-- Directions --
Transcribe all of the records word for word, but omit the pictures.

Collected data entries
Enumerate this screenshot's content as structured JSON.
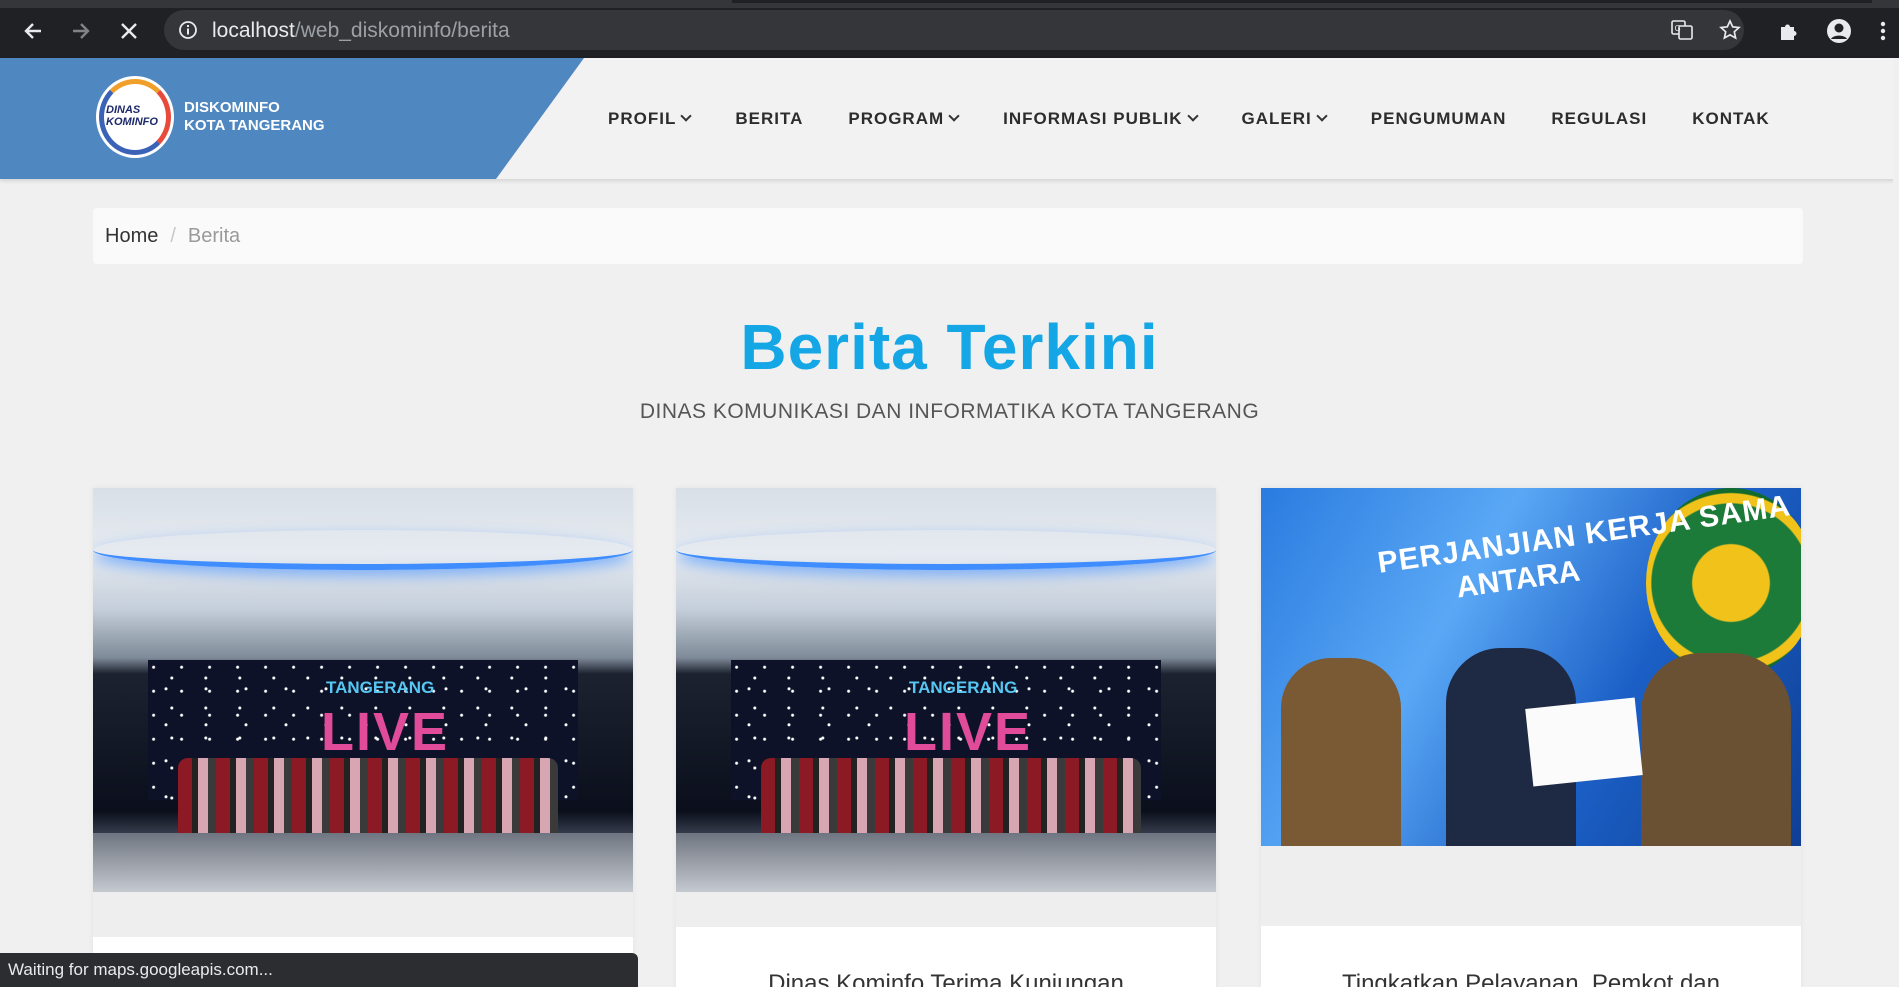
{
  "browser": {
    "url_host": "localhost",
    "url_path": "/web_diskominfo/berita",
    "status_text": "Waiting for maps.googleapis.com..."
  },
  "site": {
    "logo_text_line1": "DINAS",
    "logo_text_line2": "KOMINFO",
    "brand_line1": "DISKOMINFO",
    "brand_line2": "KOTA TANGERANG",
    "nav": [
      {
        "label": "PROFIL",
        "dropdown": true
      },
      {
        "label": "BERITA",
        "dropdown": false
      },
      {
        "label": "PROGRAM",
        "dropdown": true
      },
      {
        "label": "INFORMASI PUBLIK",
        "dropdown": true
      },
      {
        "label": "GALERI",
        "dropdown": true
      },
      {
        "label": "PENGUMUMAN",
        "dropdown": false
      },
      {
        "label": "REGULASI",
        "dropdown": false
      },
      {
        "label": "KONTAK",
        "dropdown": false
      }
    ]
  },
  "breadcrumb": {
    "home": "Home",
    "separator": "/",
    "current": "Berita"
  },
  "section": {
    "title": "Berita Terkini",
    "subtitle": "DINAS KOMUNIKASI DAN INFORMATIKA KOTA TANGERANG"
  },
  "cards": [
    {
      "image_text_top": "TANGERANG",
      "image_text_main": "LIVE",
      "title": ""
    },
    {
      "image_text_top": "TANGERANG",
      "image_text_main": "LIVE",
      "title": "Dinas Kominfo Terima Kunjungan"
    },
    {
      "image_text_line1": "PERJANJIAN KERJA SAMA",
      "image_text_line2": "ANTARA",
      "title": "Tingkatkan Pelayanan, Pemkot dan"
    }
  ],
  "colors": {
    "brand_blue": "#4f87c1",
    "title_blue": "#14a6e5",
    "chrome_dark": "#202124"
  }
}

-- Response below --
Enumerate this screenshot's content as structured JSON.
{
  "browser": {
    "url_host": "localhost",
    "url_path": "/web_diskominfo/berita",
    "status_text": "Waiting for maps.googleapis.com..."
  },
  "site": {
    "logo_text_line1": "DINAS",
    "logo_text_line2": "KOMINFO",
    "brand_line1": "DISKOMINFO",
    "brand_line2": "KOTA TANGERANG",
    "nav": [
      {
        "label": "PROFIL",
        "dropdown": true
      },
      {
        "label": "BERITA",
        "dropdown": false
      },
      {
        "label": "PROGRAM",
        "dropdown": true
      },
      {
        "label": "INFORMASI PUBLIK",
        "dropdown": true
      },
      {
        "label": "GALERI",
        "dropdown": true
      },
      {
        "label": "PENGUMUMAN",
        "dropdown": false
      },
      {
        "label": "REGULASI",
        "dropdown": false
      },
      {
        "label": "KONTAK",
        "dropdown": false
      }
    ]
  },
  "breadcrumb": {
    "home": "Home",
    "separator": "/",
    "current": "Berita"
  },
  "section": {
    "title": "Berita Terkini",
    "subtitle": "DINAS KOMUNIKASI DAN INFORMATIKA KOTA TANGERANG"
  },
  "cards": [
    {
      "image_text_top": "TANGERANG",
      "image_text_main": "LIVE",
      "title": ""
    },
    {
      "image_text_top": "TANGERANG",
      "image_text_main": "LIVE",
      "title": "Dinas Kominfo Terima Kunjungan"
    },
    {
      "image_text_line1": "PERJANJIAN KERJA SAMA",
      "image_text_line2": "ANTARA",
      "title": "Tingkatkan Pelayanan, Pemkot dan"
    }
  ],
  "colors": {
    "brand_blue": "#4f87c1",
    "title_blue": "#14a6e5",
    "chrome_dark": "#202124"
  }
}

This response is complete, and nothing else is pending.